[Entries from a dataset]
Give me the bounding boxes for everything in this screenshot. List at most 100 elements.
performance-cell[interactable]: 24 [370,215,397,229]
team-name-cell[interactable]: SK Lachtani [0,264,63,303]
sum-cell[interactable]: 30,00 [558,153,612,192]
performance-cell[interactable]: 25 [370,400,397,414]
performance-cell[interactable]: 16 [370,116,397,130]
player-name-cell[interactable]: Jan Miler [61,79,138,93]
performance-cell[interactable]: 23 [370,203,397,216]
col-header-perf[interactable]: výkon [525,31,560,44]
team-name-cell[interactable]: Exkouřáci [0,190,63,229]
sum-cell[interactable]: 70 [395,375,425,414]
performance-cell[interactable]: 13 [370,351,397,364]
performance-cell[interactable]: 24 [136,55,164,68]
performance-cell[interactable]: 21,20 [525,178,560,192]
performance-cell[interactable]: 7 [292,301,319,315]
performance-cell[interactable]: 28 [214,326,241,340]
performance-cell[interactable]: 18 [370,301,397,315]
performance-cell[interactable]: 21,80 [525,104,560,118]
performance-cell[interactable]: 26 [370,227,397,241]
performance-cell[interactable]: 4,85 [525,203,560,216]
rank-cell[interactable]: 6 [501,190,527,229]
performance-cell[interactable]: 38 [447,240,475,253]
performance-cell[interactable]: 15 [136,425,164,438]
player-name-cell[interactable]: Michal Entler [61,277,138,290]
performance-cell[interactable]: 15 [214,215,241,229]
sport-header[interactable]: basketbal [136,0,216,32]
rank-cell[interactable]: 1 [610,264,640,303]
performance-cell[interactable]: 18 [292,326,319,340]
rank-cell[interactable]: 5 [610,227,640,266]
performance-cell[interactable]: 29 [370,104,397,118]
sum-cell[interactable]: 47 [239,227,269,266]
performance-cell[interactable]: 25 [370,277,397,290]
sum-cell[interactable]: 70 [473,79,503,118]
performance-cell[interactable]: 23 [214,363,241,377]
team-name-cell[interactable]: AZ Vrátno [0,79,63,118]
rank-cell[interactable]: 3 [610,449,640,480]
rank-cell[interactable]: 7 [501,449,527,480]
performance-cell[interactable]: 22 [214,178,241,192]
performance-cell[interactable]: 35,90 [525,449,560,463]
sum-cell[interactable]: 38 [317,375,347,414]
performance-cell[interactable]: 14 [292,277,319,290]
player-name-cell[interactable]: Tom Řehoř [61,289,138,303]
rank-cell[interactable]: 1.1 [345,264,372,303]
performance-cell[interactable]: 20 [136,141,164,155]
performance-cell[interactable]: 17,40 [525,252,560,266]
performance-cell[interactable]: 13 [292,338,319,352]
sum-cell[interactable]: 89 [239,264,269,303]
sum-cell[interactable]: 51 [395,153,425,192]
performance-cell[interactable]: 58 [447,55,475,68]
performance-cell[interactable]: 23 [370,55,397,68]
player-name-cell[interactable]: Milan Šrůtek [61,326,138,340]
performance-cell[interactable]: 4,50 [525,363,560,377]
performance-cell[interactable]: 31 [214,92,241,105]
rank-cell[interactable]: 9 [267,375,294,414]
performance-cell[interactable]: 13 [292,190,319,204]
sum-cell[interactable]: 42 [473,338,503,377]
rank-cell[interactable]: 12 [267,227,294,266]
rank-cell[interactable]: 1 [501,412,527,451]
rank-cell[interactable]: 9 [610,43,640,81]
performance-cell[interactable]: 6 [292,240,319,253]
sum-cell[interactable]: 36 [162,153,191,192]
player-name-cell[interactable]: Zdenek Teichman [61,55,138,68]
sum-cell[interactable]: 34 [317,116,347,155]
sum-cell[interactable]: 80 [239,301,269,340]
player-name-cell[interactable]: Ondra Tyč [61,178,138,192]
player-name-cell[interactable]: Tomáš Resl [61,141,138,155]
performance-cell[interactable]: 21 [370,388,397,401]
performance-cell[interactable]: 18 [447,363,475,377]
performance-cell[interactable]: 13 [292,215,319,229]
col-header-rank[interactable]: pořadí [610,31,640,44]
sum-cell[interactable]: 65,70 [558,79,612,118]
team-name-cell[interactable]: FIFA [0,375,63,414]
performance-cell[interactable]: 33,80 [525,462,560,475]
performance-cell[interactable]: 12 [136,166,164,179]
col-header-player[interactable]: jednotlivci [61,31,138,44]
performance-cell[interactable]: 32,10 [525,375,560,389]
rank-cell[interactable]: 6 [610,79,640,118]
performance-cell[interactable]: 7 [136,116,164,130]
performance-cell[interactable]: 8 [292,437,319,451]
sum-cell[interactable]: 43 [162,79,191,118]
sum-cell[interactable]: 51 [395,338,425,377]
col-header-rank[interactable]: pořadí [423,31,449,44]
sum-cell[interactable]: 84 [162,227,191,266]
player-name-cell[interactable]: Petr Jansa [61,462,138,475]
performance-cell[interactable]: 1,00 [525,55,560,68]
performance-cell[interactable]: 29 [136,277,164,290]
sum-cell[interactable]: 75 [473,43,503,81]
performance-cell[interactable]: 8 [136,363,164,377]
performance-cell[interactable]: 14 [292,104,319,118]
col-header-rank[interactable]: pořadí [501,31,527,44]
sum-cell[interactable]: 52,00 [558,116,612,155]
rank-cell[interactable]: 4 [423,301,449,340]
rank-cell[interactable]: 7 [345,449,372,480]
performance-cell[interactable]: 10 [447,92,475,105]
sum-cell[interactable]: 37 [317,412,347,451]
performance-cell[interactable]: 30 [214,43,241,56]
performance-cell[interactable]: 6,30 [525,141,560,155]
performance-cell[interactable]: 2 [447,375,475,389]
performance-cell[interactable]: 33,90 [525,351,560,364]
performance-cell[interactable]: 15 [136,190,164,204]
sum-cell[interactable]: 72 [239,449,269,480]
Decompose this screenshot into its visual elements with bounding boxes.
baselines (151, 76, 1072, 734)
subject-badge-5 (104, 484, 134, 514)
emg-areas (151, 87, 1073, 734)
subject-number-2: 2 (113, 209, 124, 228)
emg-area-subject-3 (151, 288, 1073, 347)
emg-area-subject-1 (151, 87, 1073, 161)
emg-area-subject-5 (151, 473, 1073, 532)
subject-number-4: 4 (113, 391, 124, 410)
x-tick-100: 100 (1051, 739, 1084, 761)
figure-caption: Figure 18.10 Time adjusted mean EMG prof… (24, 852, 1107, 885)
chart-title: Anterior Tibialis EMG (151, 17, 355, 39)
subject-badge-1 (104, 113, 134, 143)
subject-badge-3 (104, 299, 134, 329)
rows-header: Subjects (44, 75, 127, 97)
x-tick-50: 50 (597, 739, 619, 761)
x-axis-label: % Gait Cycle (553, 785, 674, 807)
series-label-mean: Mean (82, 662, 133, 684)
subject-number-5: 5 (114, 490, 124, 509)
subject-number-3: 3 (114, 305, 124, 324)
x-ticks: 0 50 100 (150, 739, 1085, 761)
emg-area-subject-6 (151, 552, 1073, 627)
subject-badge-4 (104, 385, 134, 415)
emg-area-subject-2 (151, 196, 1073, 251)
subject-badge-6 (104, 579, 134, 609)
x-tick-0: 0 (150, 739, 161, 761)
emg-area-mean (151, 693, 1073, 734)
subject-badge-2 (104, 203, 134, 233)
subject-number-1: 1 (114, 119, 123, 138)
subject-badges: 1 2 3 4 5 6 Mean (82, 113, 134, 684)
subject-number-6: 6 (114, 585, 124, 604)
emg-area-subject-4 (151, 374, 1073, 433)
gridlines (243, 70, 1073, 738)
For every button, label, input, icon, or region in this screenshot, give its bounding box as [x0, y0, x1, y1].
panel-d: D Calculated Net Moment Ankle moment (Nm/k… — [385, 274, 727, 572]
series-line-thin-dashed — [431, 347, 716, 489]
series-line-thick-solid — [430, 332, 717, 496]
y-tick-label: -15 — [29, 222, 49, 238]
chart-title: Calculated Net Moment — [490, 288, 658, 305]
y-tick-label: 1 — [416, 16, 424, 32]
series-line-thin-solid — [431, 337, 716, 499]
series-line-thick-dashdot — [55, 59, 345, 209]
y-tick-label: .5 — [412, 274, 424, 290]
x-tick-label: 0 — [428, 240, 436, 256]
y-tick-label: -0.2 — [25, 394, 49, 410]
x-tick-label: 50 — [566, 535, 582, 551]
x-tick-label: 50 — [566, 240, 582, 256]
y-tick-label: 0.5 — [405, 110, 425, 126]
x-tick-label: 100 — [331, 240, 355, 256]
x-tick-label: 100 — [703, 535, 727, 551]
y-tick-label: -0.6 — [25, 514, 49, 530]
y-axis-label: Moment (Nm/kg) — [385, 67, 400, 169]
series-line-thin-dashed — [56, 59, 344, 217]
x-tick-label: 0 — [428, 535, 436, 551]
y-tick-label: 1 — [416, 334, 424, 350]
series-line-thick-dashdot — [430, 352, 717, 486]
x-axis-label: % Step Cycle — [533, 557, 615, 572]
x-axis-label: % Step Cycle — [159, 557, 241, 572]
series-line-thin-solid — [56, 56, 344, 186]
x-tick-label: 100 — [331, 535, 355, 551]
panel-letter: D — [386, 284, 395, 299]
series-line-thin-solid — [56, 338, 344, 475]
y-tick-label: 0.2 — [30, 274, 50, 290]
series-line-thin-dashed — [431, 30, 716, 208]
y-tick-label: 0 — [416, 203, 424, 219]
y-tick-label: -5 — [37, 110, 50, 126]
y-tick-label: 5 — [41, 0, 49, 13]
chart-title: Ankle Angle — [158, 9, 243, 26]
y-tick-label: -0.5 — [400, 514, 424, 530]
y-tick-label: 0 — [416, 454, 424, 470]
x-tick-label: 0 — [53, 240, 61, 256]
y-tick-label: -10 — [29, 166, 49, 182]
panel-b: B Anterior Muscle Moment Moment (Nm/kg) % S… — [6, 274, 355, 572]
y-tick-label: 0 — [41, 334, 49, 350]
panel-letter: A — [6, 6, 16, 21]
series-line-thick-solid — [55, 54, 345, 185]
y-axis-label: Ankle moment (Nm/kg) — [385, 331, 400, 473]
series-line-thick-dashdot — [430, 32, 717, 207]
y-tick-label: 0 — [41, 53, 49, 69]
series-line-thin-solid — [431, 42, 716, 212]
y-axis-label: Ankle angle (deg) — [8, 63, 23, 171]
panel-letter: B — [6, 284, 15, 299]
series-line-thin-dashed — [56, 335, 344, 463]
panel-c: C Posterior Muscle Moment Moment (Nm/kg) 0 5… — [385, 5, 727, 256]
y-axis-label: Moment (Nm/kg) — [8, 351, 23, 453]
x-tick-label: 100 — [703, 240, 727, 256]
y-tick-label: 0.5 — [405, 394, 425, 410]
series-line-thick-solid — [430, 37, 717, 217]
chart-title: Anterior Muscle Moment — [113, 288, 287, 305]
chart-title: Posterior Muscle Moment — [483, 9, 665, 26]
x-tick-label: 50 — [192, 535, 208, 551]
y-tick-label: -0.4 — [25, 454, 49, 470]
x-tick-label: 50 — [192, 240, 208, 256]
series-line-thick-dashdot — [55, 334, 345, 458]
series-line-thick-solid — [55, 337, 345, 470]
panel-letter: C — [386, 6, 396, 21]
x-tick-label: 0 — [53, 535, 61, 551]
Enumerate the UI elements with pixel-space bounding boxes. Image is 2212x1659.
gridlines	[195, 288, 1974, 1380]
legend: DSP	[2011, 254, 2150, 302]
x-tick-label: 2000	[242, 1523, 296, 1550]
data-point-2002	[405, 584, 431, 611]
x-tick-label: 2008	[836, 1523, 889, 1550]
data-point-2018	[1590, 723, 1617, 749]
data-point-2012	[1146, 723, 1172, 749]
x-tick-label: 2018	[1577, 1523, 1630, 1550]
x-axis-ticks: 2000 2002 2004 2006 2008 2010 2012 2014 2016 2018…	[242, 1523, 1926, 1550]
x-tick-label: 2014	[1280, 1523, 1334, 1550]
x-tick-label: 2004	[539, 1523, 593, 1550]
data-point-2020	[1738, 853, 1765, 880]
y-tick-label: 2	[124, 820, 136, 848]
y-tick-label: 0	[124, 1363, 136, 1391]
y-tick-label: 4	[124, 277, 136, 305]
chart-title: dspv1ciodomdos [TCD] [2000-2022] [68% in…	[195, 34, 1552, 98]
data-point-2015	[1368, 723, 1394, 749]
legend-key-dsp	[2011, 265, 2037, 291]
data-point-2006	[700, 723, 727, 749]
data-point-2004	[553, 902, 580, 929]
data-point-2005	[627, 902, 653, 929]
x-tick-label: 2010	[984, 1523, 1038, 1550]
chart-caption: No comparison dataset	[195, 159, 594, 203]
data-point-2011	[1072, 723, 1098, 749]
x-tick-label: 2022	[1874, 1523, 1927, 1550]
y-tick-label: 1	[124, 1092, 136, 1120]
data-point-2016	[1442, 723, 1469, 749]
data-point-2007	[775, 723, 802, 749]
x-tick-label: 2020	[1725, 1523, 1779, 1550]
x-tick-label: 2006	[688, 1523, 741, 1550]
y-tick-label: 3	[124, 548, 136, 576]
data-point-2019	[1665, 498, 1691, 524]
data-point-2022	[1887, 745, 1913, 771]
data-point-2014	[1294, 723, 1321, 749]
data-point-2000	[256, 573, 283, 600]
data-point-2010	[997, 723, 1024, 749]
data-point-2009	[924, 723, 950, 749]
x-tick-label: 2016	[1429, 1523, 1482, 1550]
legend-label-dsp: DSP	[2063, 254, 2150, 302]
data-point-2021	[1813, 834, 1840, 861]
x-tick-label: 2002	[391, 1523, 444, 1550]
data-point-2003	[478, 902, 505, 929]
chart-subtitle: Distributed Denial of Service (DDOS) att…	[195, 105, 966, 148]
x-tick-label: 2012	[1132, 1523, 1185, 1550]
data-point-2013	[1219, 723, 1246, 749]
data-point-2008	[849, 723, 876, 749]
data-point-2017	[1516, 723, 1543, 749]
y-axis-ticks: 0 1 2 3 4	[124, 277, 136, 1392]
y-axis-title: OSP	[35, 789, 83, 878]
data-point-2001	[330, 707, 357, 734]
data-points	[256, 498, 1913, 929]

▶ Stated goal
Please change "performance-cell" to "score-cell" in the listing from its start through the line that contains "performance-cell[interactable]: 16 [370,116,397,130]", and give those lines back with everything else untouched.

▶ Output below
Give me the bounding boxes for everything in this screenshot. List at most 100 elements.
score-cell[interactable]: 24 [370,215,397,229]
team-name-cell[interactable]: SK Lachtani [0,264,63,303]
sum-cell[interactable]: 30,00 [558,153,612,192]
score-cell[interactable]: 25 [370,400,397,414]
score-cell[interactable]: 16 [370,116,397,130]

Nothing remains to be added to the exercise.